PAGE TEXT ▸
Stay away from Pyrodex, even if that is what your local gunshop clerk has tons of. It's hard to clean well enough and fast enough to avoid rust in all the places you don't want rust.

 

Real BP needs BP compatible bullet lube. Soft alloy bullets work better (BNH 9 or so) because BP does not produce high pressures like smokeless does.

 

Most any water-based cleaner will be good enough to clean with. Tons of possible "solutions." Soap and hot water are enough usually.

 

Revolvers will cause the most problems. Many Rugers and the Colt Clones will have a very tight barrel-to-cylinder gap that fills with BP fouling and guns get sticky and hard to cycle after about 3 or 4 stages. Clean that fouling with your cleaning solution on a rag between stages once in a while. The "easy" solution to a binding cylinder is to open the B-C gap to about 0.007 inch. Gunsmiths are able to do that very easily.

DATA SEGMENT ▸
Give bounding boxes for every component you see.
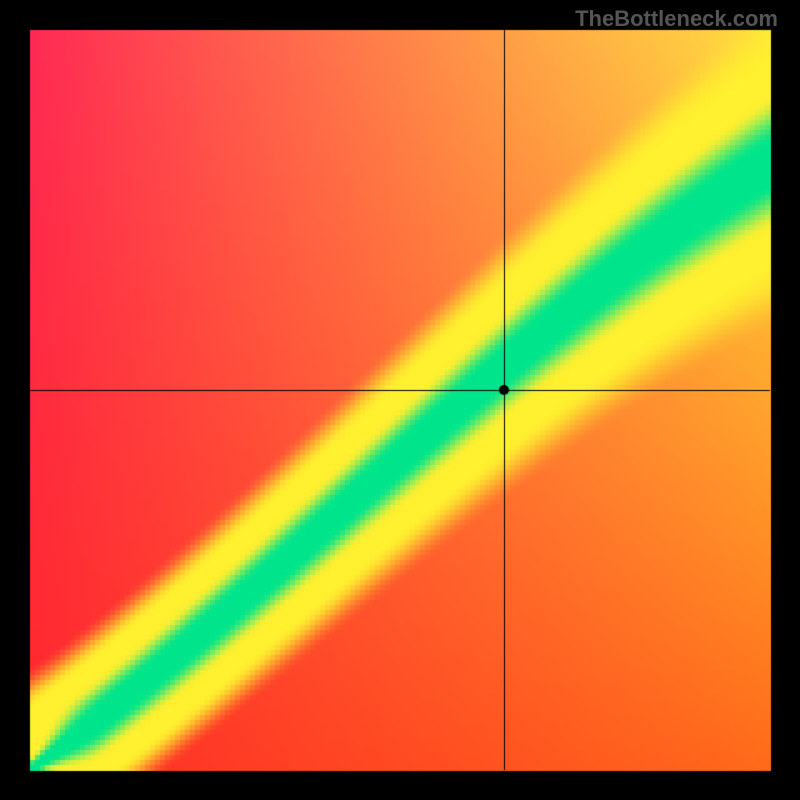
chart-container: TheBottleneck.com <box>0 0 800 800</box>
heatmap-canvas <box>0 0 800 800</box>
watermark-text: TheBottleneck.com <box>575 6 778 32</box>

YOUR TASKS ▸
1 – In the black powder tips, why are soft alloy bullets said to work better? Answer in one to three sentences.
2 – Answer these questions from the black powder tips:
(a) What is usually enough to clean with?
(b) After about how many stages do revolvers with a tight barrel-to-cylinder gap get sticky and hard to cycle?
(c) To about what width should the barrel-to-cylinder gap be opened as the "easy" solution?
3 – Reproduce everything in the black powder tips from "Stay away from" down to "like smokeless does.".

RESULTS OF THE EXERCISE ▸
1 – Soft alloy bullets work better because black powder does not produce high pressures the way smokeless powder does.

2 –
(a) Soap and hot water.
(b) After about 3 or 4 stages.
(c) About 0.007 inch.

3 –
Stay away from Pyrodex, even if that is what your local gunshop clerk has tons of. It's hard to clean well enough and fast enough to avoid rust in all the places you don't want rust.

 

Real BP needs BP compatible bullet lube. Soft alloy bullets work better (BNH 9 or so) because BP does not produce high pressures like smokeless does.